-------- SUPPLIED MATERIAL --------

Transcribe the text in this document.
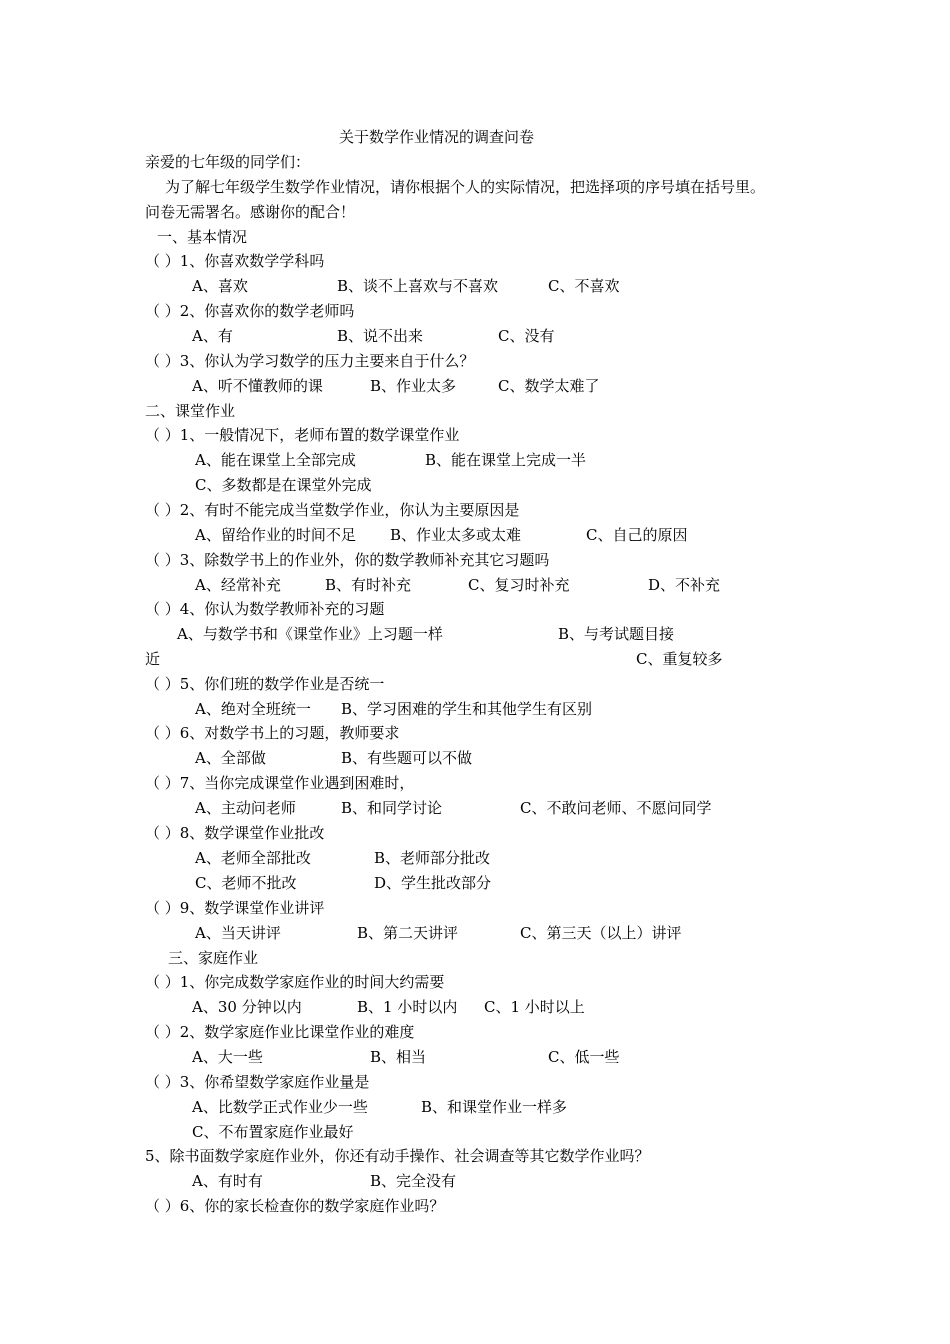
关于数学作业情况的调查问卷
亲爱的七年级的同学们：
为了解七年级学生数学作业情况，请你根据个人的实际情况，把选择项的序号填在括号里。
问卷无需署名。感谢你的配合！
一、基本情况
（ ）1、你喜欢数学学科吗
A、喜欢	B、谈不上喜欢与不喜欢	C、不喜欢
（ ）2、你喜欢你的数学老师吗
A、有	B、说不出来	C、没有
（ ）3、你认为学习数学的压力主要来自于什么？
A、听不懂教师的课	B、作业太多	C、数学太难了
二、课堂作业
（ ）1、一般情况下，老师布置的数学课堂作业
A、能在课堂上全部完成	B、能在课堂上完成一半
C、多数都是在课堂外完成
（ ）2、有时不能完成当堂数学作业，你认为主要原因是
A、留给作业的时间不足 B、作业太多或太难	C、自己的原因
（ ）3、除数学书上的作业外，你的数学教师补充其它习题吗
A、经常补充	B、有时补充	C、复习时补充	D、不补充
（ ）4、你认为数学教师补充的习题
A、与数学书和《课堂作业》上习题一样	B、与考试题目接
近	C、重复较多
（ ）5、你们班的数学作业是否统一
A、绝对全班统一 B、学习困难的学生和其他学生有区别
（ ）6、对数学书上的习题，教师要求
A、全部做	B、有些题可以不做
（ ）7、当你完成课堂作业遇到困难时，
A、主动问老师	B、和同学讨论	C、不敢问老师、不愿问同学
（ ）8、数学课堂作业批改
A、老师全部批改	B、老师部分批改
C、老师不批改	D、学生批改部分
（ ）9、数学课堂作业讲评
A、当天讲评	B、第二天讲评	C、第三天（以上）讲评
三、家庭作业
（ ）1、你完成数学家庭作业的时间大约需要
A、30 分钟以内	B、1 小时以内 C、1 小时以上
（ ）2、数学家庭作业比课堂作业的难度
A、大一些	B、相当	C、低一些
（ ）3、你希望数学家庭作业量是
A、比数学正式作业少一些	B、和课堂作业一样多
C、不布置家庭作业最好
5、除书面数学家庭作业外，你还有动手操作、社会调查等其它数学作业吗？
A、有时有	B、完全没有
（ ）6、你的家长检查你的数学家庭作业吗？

--------
-------- SUPPLIED MATERIAL --------

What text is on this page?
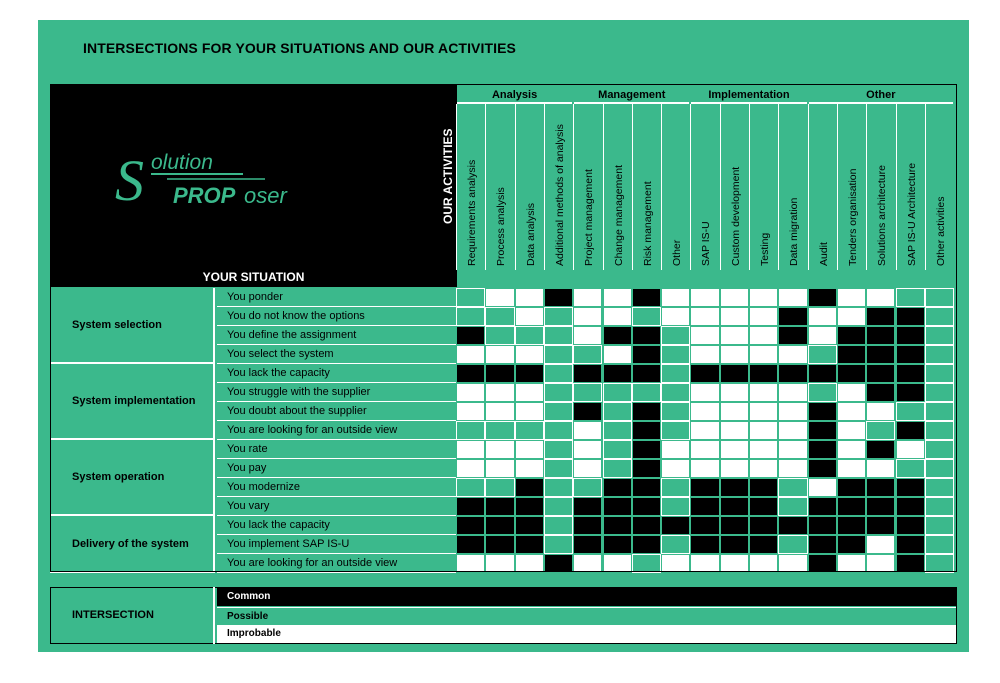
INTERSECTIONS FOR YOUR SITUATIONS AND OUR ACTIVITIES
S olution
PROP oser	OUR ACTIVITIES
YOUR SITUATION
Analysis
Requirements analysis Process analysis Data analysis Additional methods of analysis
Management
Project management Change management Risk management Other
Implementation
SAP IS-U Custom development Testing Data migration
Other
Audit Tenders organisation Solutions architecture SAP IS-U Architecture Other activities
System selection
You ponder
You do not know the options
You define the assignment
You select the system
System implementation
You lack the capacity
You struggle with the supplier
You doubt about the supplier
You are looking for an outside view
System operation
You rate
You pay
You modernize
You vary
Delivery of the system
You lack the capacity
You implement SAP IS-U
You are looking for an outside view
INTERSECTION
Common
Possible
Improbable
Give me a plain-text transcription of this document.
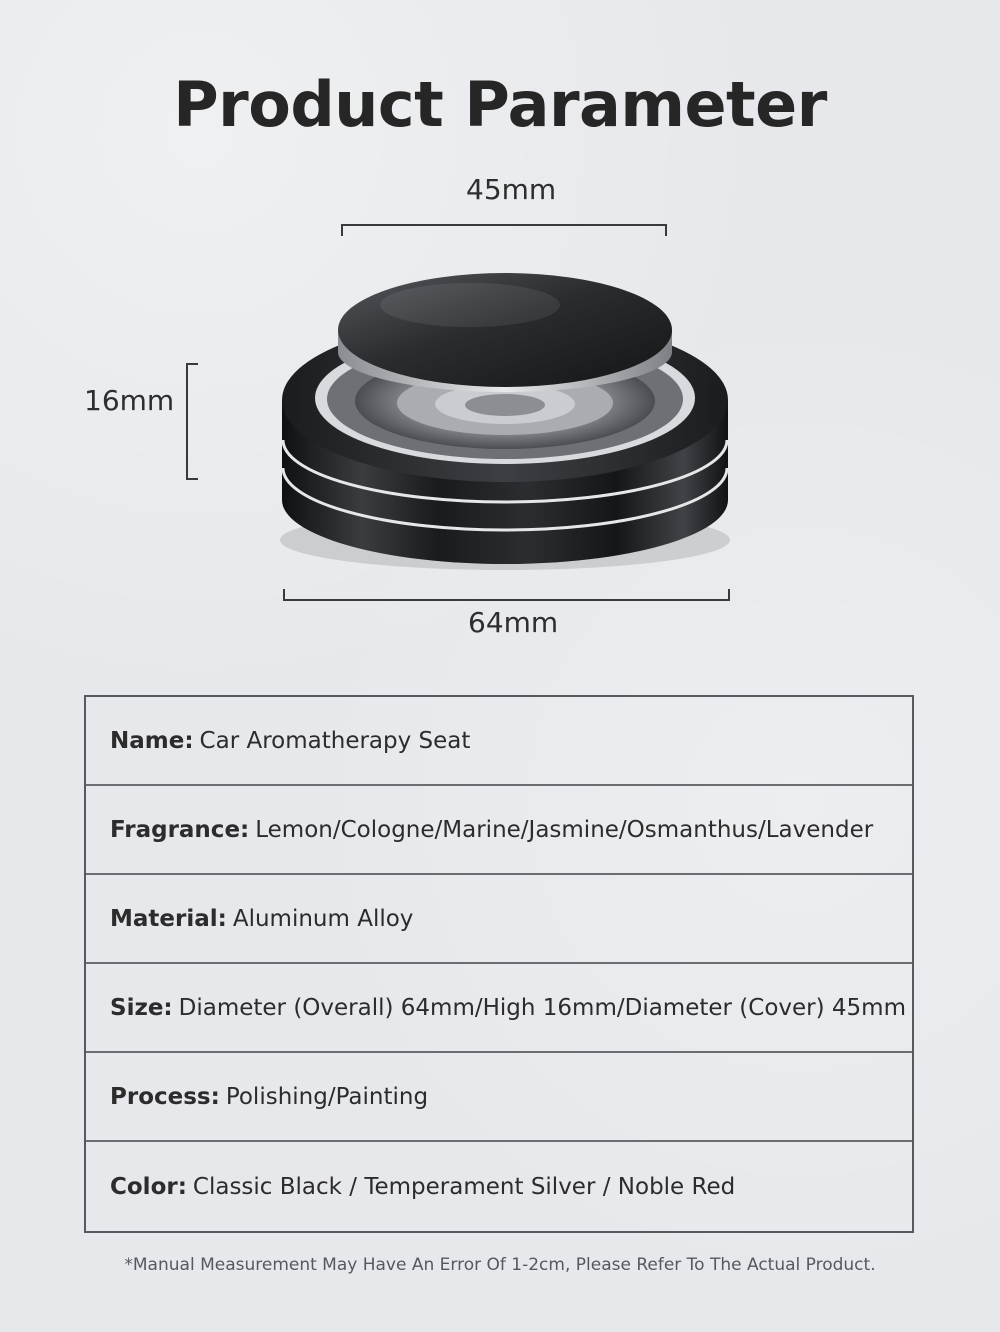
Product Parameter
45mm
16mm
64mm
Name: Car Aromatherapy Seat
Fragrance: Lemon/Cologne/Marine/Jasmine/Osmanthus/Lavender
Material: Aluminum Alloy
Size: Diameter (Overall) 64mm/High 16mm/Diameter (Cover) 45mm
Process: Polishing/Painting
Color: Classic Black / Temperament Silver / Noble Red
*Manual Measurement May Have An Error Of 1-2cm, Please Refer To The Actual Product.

--------

▶ [WHAT IS ASKED]: Pull every line containing the word "Process" out of the entries above.

▶ [WORKED ANSWER]:
Requirements analysis Process analysis Data analysis Additional methods of analysis
Process: Polishing/Painting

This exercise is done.